(Extracted data entries)
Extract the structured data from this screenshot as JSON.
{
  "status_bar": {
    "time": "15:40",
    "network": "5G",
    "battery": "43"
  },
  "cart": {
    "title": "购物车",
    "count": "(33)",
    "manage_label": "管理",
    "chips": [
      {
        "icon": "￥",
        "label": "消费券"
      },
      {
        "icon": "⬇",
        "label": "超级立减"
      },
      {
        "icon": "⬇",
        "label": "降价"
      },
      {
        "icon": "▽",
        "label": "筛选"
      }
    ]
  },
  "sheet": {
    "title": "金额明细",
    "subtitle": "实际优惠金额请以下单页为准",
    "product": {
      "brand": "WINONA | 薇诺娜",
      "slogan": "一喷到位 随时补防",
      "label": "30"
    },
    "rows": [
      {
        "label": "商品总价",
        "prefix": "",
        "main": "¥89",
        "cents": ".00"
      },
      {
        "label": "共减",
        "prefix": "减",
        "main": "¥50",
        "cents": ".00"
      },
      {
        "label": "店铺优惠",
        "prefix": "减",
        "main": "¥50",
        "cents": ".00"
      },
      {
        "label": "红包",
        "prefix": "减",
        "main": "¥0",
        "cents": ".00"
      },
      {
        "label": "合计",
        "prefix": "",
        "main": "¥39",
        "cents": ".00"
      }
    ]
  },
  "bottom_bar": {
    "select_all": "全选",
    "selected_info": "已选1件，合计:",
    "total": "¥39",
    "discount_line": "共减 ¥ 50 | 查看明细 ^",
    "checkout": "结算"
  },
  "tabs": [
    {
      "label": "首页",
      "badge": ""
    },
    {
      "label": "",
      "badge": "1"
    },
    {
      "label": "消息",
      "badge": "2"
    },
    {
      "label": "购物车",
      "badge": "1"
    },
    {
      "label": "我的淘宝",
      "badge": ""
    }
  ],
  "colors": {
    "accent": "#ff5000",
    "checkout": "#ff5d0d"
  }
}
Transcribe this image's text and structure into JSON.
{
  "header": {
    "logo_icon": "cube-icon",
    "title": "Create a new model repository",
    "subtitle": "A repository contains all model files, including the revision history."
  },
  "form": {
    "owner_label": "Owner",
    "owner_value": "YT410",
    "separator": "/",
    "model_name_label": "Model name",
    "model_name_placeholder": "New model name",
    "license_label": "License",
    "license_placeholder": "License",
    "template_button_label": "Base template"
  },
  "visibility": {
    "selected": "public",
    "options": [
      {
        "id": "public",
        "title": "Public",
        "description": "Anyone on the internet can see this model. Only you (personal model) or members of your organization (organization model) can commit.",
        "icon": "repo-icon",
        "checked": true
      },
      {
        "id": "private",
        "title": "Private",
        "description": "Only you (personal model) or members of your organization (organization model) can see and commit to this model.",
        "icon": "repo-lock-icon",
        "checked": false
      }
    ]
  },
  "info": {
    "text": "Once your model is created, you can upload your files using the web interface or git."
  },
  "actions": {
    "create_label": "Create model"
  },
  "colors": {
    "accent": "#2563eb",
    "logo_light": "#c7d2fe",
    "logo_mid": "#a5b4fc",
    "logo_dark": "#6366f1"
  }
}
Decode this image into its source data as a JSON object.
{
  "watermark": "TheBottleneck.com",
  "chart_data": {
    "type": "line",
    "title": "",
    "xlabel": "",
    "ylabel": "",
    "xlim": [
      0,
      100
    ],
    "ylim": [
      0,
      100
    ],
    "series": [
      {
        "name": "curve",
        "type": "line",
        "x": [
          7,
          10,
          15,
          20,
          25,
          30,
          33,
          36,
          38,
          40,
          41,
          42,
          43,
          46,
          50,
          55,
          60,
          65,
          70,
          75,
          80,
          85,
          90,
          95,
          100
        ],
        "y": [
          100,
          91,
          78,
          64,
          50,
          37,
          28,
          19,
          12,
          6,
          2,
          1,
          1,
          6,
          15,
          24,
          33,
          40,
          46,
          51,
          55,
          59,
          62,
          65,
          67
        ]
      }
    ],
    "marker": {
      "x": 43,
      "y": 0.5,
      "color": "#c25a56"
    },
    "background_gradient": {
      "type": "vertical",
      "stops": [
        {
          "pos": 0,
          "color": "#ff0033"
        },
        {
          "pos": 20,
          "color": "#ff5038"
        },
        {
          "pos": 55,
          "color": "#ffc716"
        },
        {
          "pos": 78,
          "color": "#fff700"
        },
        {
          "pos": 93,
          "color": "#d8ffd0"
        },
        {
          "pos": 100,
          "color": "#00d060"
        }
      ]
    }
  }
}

• Exercise description: Pick out the lines containing the string "organization" and show them.

• Response below:
        "description": "Anyone on the internet can see this model. Only you (personal model) or members of your organization (organization model) can commit.",
        "description": "Only you (personal model) or members of your organization (organization model) can see and commit to this model.",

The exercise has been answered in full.